■ Aim: Repeat the records exactly. Every line must match.

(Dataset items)
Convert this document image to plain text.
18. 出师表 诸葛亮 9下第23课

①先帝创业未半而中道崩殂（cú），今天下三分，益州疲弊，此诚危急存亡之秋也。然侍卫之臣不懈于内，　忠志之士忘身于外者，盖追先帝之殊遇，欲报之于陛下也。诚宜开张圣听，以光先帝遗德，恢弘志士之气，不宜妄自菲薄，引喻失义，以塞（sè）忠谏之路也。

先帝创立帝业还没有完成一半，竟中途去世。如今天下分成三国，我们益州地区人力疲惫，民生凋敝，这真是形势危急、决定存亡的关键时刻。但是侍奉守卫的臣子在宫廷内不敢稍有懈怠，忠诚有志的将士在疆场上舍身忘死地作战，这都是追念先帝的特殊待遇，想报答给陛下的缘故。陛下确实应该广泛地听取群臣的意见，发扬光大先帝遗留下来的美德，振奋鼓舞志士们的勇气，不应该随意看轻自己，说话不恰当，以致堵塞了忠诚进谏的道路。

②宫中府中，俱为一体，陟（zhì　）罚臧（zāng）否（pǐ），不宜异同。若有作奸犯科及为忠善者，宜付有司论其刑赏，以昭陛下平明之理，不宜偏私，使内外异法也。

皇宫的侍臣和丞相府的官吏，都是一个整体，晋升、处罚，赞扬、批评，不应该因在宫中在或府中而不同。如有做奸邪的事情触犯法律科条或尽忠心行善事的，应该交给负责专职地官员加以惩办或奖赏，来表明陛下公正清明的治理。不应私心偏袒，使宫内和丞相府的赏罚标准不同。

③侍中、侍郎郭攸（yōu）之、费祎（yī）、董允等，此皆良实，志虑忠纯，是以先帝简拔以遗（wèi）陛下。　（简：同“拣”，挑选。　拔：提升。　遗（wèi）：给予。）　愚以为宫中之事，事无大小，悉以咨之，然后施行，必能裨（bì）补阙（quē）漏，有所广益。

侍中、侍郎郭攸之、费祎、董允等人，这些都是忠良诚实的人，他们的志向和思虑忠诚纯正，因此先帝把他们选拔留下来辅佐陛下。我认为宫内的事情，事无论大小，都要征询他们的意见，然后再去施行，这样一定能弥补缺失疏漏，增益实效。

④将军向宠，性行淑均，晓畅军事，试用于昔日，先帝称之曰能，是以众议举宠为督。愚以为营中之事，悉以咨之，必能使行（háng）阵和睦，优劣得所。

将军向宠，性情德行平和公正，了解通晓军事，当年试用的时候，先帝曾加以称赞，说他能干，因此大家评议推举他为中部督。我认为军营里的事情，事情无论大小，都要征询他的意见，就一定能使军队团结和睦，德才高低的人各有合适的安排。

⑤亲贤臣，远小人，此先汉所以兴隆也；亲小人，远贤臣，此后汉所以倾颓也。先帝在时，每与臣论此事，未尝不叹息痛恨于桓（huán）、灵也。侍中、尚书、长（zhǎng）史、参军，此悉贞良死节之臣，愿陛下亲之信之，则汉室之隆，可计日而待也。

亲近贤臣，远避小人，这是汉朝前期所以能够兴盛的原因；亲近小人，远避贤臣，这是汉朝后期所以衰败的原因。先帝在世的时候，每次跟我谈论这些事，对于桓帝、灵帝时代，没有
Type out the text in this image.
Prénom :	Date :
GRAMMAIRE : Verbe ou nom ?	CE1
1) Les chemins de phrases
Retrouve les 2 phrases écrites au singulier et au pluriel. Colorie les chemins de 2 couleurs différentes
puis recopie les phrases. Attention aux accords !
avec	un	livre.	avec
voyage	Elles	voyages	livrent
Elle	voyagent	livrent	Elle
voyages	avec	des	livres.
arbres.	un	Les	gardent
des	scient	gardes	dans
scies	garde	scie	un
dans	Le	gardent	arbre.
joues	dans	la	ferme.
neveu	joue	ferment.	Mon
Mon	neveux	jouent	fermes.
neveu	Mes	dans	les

■ Response:
Convert this document image to plain text.
18. 出师表 诸葛亮 9下第23课

①先帝创业未半而中道崩殂（cú），今天下三分，益州疲弊，此诚危急存亡之秋也。然侍卫之臣不懈于内，　忠志之士忘身于外者，盖追先帝之殊遇，欲报之于陛下也。诚宜开张圣听，以光先帝遗德，恢弘志士之气，不宜妄自菲薄，引喻失义，以塞（sè）忠谏之路也。

先帝创立帝业还没有完成一半，竟中途去世。如今天下分成三国，我们益州地区人力疲惫，民生凋敝，这真是形势危急、决定存亡的关键时刻。但是侍奉守卫的臣子在宫廷内不敢稍有懈怠，忠诚有志的将士在疆场上舍身忘死地作战，这都是追念先帝的特殊待遇，想报答给陛下的缘故。陛下确实应该广泛地听取群臣的意见，发扬光大先帝遗留下来的美德，振奋鼓舞志士们的勇气，不应该随意看轻自己，说话不恰当，以致堵塞了忠诚进谏的道路。

②宫中府中，俱为一体，陟（zhì　）罚臧（zāng）否（pǐ），不宜异同。若有作奸犯科及为忠善者，宜付有司论其刑赏，以昭陛下平明之理，不宜偏私，使内外异法也。

皇宫的侍臣和丞相府的官吏，都是一个整体，晋升、处罚，赞扬、批评，不应该因在宫中在或府中而不同。如有做奸邪的事情触犯法律科条或尽忠心行善事的，应该交给负责专职地官员加以惩办或奖赏，来表明陛下公正清明的治理。不应私心偏袒，使宫内和丞相府的赏罚标准不同。

③侍中、侍郎郭攸（yōu）之、费祎（yī）、董允等，此皆良实，志虑忠纯，是以先帝简拔以遗（wèi）陛下。　（简：同“拣”，挑选。　拔：提升。　遗（wèi）：给予。）　愚以为宫中之事，事无大小，悉以咨之，然后施行，必能裨（bì）补阙（quē）漏，有所广益。

侍中、侍郎郭攸之、费祎、董允等人，这些都是忠良诚实的人，他们的志向和思虑忠诚纯正，因此先帝把他们选拔留下来辅佐陛下。我认为宫内的事情，事无论大小，都要征询他们的意见，然后再去施行，这样一定能弥补缺失疏漏，增益实效。

④将军向宠，性行淑均，晓畅军事，试用于昔日，先帝称之曰能，是以众议举宠为督。愚以为营中之事，悉以咨之，必能使行（háng）阵和睦，优劣得所。

将军向宠，性情德行平和公正，了解通晓军事，当年试用的时候，先帝曾加以称赞，说他能干，因此大家评议推举他为中部督。我认为军营里的事情，事情无论大小，都要征询他的意见，就一定能使军队团结和睦，德才高低的人各有合适的安排。

⑤亲贤臣，远小人，此先汉所以兴隆也；亲小人，远贤臣，此后汉所以倾颓也。先帝在时，每与臣论此事，未尝不叹息痛恨于桓（huán）、灵也。侍中、尚书、长（zhǎng）史、参军，此悉贞良死节之臣，愿陛下亲之信之，则汉室之隆，可计日而待也。

亲近贤臣，远避小人，这是汉朝前期所以能够兴盛的原因；亲近小人，远避贤臣，这是汉朝后期所以衰败的原因。先帝在世的时候，每次跟我谈论这些事，对于桓帝、灵帝时代，没有
Type out the text in this image.
Prénom :	Date :
GRAMMAIRE : Verbe ou nom ?	CE1
1) Les chemins de phrases
Retrouve les 2 phrases écrites au singulier et au pluriel. Colorie les chemins de 2 couleurs différentes
puis recopie les phrases. Attention aux accords !
avec	un	livre.	avec
voyage	Elles	voyages	livrent
Elle	voyagent	livrent	Elle
voyages	avec	des	livres.
arbres.	un	Les	gardent
des	scient	gardes	dans
scies	garde	scie	un
dans	Le	gardent	arbre.
joues	dans	la	ferme.
neveu	joue	ferment.	Mon
Mon	neveux	jouent	fermes.
neveu	Mes	dans	les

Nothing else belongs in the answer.